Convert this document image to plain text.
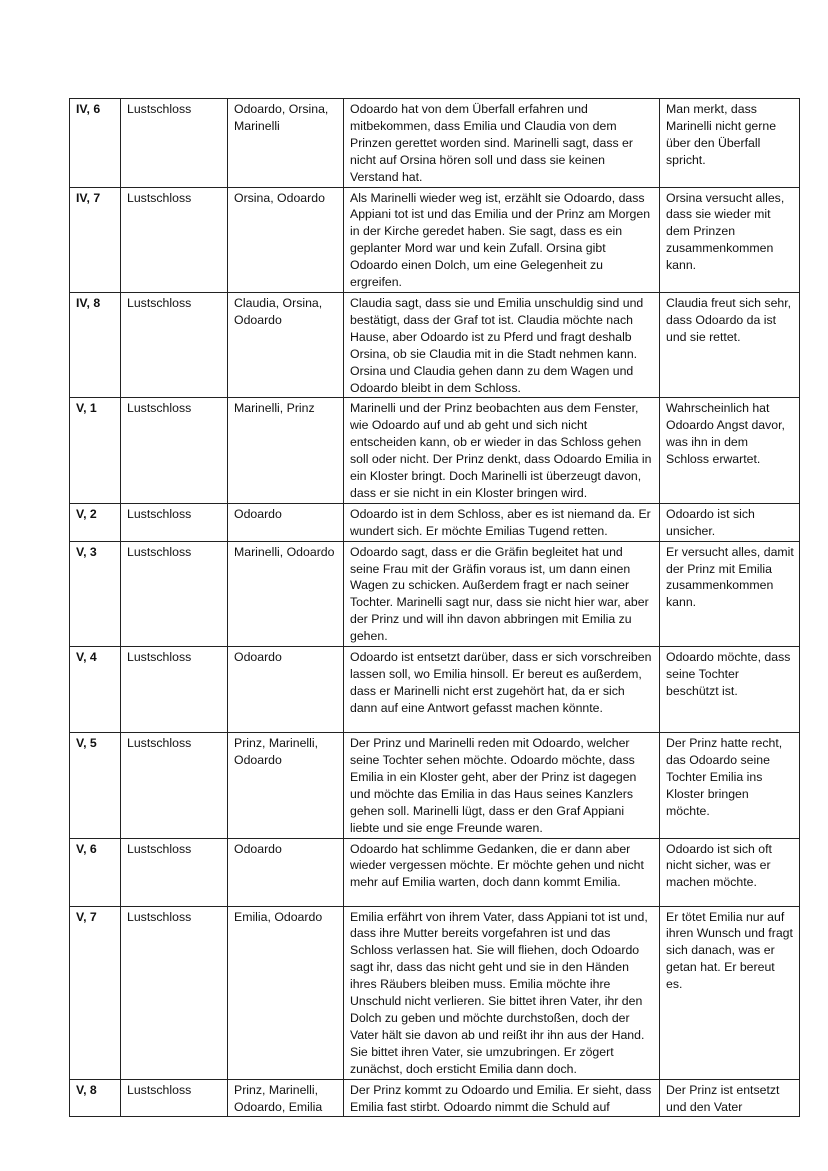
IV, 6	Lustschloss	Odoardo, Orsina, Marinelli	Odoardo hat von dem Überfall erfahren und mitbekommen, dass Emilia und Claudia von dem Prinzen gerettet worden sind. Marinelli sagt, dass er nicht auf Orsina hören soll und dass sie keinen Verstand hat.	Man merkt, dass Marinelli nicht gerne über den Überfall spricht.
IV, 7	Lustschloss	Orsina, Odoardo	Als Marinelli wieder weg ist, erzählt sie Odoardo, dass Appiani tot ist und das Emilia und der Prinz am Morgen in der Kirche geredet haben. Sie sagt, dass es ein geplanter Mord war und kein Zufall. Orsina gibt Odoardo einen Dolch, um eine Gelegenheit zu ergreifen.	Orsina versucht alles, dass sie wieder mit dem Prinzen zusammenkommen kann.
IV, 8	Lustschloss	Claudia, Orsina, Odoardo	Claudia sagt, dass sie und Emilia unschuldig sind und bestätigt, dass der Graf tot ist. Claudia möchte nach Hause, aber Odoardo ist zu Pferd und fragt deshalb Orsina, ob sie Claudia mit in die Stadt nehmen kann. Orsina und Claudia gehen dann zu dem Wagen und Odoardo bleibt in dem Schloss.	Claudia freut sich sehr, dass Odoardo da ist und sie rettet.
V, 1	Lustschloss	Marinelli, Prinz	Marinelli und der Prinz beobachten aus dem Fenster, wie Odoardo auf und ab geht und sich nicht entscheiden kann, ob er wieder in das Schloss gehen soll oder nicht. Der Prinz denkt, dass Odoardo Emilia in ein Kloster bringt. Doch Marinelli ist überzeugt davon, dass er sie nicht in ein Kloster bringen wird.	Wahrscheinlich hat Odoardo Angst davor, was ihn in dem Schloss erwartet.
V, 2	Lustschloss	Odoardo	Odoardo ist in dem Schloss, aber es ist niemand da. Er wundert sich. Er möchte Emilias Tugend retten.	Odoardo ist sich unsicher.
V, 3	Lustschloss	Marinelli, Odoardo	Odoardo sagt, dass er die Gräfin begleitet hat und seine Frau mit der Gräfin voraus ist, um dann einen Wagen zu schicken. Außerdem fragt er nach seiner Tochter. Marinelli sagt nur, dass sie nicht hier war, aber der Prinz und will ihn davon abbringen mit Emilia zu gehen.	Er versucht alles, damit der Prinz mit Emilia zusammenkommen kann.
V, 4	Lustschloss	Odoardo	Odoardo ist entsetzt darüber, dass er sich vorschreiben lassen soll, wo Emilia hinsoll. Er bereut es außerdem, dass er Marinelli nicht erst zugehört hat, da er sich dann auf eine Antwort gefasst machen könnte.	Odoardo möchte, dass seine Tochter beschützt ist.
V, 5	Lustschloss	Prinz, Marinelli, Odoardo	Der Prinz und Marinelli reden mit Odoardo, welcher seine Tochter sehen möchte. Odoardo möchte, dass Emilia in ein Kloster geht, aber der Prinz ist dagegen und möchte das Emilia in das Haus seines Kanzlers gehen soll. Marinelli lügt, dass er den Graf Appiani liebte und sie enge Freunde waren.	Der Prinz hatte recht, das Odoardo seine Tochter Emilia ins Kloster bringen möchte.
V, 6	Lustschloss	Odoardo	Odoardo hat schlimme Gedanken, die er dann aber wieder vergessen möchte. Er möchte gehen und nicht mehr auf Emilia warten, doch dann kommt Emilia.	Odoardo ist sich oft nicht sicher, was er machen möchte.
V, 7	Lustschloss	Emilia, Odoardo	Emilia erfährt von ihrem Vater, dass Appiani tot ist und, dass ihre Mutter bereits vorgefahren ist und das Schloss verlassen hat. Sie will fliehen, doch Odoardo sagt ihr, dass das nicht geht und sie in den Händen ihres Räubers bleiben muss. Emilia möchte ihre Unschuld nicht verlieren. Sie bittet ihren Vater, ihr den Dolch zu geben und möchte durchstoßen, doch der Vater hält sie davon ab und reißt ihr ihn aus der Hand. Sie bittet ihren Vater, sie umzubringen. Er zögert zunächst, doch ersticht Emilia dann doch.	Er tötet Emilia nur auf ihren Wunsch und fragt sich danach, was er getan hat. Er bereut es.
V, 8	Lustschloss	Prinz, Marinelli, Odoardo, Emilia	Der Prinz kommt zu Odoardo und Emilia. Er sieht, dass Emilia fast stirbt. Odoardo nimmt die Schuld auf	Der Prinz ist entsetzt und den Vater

Objective -> Where a line of the entries contains the word "machen", copy that line.

The solution ->
V, 4	Lustschloss	Odoardo	Odoardo ist entsetzt darüber, dass er sich vorschreiben lassen soll, wo Emilia hinsoll. Er bereut es außerdem, dass er Marinelli nicht erst zugehört hat, da er sich dann auf eine Antwort gefasst machen könnte.	Odoardo möchte, dass seine Tochter beschützt ist.
V, 6	Lustschloss	Odoardo	Odoardo hat schlimme Gedanken, die er dann aber wieder vergessen möchte. Er möchte gehen und nicht mehr auf Emilia warten, doch dann kommt Emilia.	Odoardo ist sich oft nicht sicher, was er machen möchte.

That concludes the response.